Dataset entries
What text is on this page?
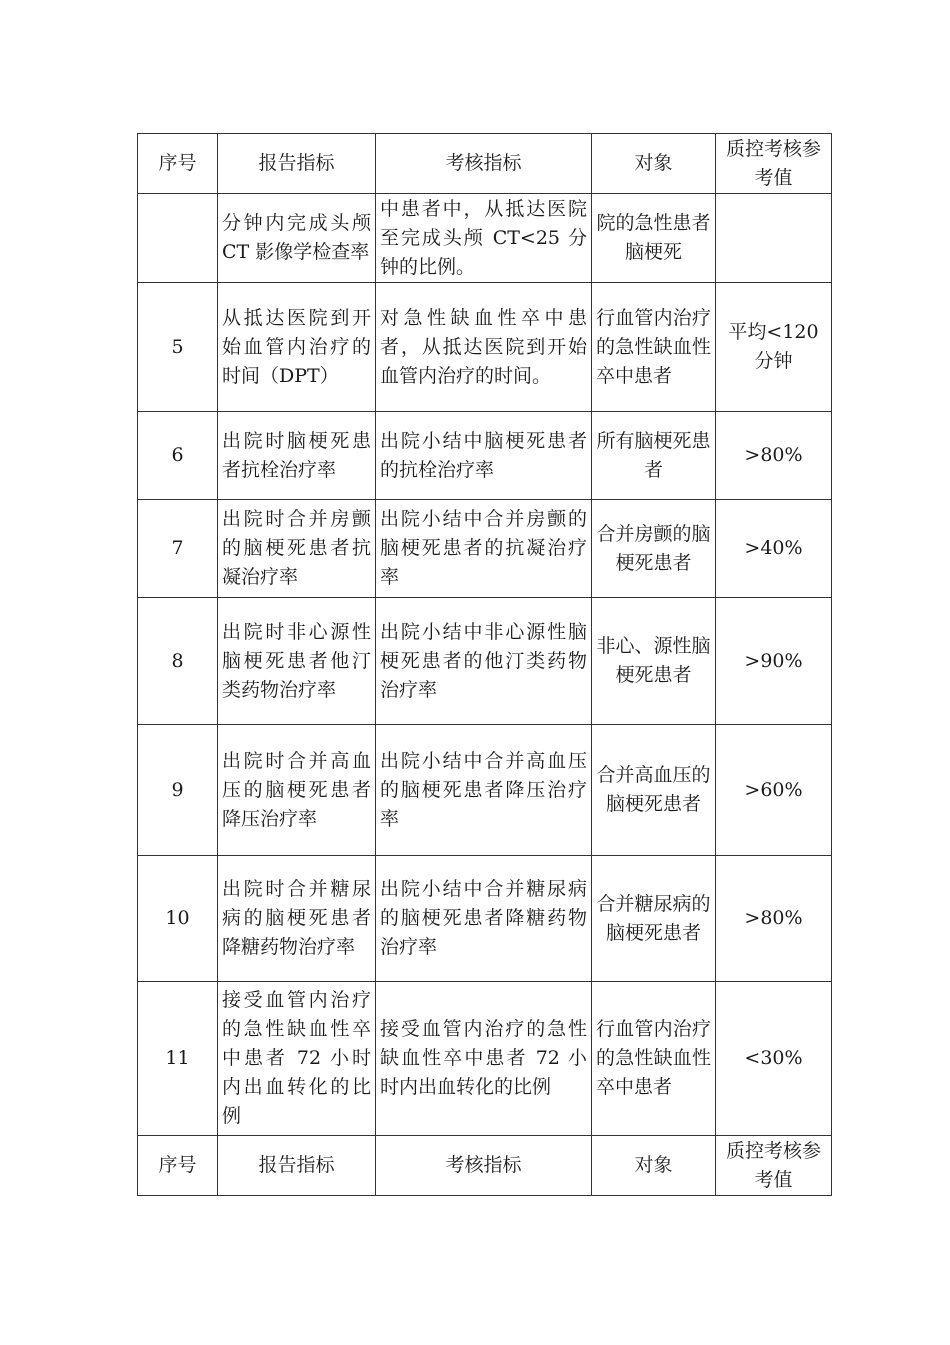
序号	报告指标	考核指标	对象	质控考核参考值
	分钟内完成头颅 CT 影像学检查率	中患者中，从抵达医院至完成头颅 CT<25 分钟的比例。	院的急性患者脑梗死	
5	从抵达医院到开始血管内治疗的时间（DPT）	对急性缺血性卒中患者，从抵达医院到开始血管内治疗的时间。	行血管内治疗的急性缺血性卒中患者	平均<120 分钟
6	出院时脑梗死患者抗栓治疗率	出院小结中脑梗死患者的抗栓治疗率	所有脑梗死患者	>80%
7	出院时合并房颤的脑梗死患者抗凝治疗率	出院小结中合并房颤的脑梗死患者的抗凝治疗率	合并房颤的脑梗死患者	>40%
8	出院时非心源性脑梗死患者他汀类药物治疗率	出院小结中非心源性脑梗死患者的他汀类药物治疗率	非心、源性脑梗死患者	>90%
9	出院时合并高血压的脑梗死患者降压治疗率	出院小结中合并高血压的脑梗死患者降压治疗率	合并高血压的脑梗死患者	>60%
10	出院时合并糖尿病的脑梗死患者降糖药物治疗率	出院小结中合并糖尿病的脑梗死患者降糖药物治疗率	合并糖尿病的脑梗死患者	>80%
11	接受血管内治疗的急性缺血性卒中患者 72 小时内出血转化的比例	接受血管内治疗的急性缺血性卒中患者 72 小时内出血转化的比例	行血管内治疗的急性缺血性卒中患者	<30%
序号	报告指标	考核指标	对象	质控考核参考值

WHAT TO DO:
Using the material above, gather every line that includes "行血管内治疗的急性缺血性卒中患者".

EXERCISE ANSWER:
5	从抵达医院到开始血管内治疗的时间（DPT）	对急性缺血性卒中患者，从抵达医院到开始血管内治疗的时间。	行血管内治疗的急性缺血性卒中患者	平均<120 分钟
11	接受血管内治疗的急性缺血性卒中患者 72 小时内出血转化的比例	接受血管内治疗的急性缺血性卒中患者 72 小时内出血转化的比例	行血管内治疗的急性缺血性卒中患者	<30%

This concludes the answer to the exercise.